**Short exercise 1:** Reproduce the rows, starting at the first line and ending at the line containing "answer-box-b[interactable] (459, 493, 695, 571)", with every "glass" switched to "vaso" and everything else left unchanged.

**Extract provided:**
Liquidity and Capital Resources

The Company has consistently maintained a strong position of
liquidity and financial strength.  Cash provided by operating
activities during fiscal 1999 was $110.9 million as compared to
$211.5 million in fiscal 1998 and $123.2 million in fiscal 1997.
These amounts have enabled the Company to fund its regular
operating needs, capital expenditure program and cash dividend
payments.  In addition, the Company maintains $100 million of
unsecured bank lines of credit for short-term financing and
periodically utilizes short-term borrowings to meet the cash
needs of its expansion program and seasonal inventory increases.
There were no long-term borrowings during fiscal 1999, 1998 or
1997.
     Merchandise inventories at August 28, 1999, increased 22.2%
over the level at August 29, 1998.  This increase was due in part
to additional inventory for 307 new stores and to stock the new
distribution center in Duncan, Oklahoma.  The Company also
accelerated the receipt of certain seasonal import merchandise to
the fourth quarter of fiscal 1999 from the first quarter of
fiscal 2000 to insure the efficient flow of the merchandise to
the stores for the fall and Christmas seasons.

**Source data:**

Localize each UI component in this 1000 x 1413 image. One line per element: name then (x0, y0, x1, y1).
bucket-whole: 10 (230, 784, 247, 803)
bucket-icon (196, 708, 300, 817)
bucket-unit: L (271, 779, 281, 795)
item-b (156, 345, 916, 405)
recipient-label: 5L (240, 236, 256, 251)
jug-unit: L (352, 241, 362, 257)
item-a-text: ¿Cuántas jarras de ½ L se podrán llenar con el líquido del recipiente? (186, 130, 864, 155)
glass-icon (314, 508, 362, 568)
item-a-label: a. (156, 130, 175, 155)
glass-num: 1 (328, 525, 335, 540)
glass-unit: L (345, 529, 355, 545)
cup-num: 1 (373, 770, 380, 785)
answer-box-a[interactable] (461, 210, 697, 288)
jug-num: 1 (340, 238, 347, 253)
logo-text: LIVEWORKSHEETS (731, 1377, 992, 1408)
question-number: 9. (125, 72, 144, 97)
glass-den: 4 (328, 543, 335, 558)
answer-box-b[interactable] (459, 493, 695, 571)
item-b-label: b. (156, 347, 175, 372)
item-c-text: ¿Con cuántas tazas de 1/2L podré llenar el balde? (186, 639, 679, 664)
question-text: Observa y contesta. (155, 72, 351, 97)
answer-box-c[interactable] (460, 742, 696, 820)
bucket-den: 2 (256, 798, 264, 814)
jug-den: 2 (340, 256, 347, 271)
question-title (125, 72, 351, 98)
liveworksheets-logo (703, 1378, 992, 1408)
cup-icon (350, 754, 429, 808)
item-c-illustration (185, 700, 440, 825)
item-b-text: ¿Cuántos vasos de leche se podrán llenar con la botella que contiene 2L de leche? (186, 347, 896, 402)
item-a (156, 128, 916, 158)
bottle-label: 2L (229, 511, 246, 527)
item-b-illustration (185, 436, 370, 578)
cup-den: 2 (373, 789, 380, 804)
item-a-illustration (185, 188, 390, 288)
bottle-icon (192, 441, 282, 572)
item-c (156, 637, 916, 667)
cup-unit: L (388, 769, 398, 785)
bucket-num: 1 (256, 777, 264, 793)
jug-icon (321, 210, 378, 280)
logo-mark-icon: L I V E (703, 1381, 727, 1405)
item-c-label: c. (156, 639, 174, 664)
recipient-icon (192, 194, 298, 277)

**Short exercise 2:** According to the liquidity and capital resources text, how much cash did operating activities provide in fiscal 1998?

**Written solution 1:**
Localize each UI component in this 1000 x 1413 image. One line per element: name then (x0, y0, x1, y1).
bucket-whole: 10 (230, 784, 247, 803)
bucket-icon (196, 708, 300, 817)
bucket-unit: L (271, 779, 281, 795)
item-b (156, 345, 916, 405)
recipient-label: 5L (240, 236, 256, 251)
jug-unit: L (352, 241, 362, 257)
item-a-text: ¿Cuántas jarras de ½ L se podrán llenar con el líquido del recipiente? (186, 130, 864, 155)
vaso-icon (314, 508, 362, 568)
item-a-label: a. (156, 130, 175, 155)
vaso-num: 1 (328, 525, 335, 540)
vaso-unit: L (345, 529, 355, 545)
cup-num: 1 (373, 770, 380, 785)
answer-box-a[interactable] (461, 210, 697, 288)
jug-num: 1 (340, 238, 347, 253)
logo-text: LIVEWORKSHEETS (731, 1377, 992, 1408)
question-number: 9. (125, 72, 144, 97)
vaso-den: 4 (328, 543, 335, 558)
answer-box-b[interactable] (459, 493, 695, 571)

**Written solution 2:** $211.5 million.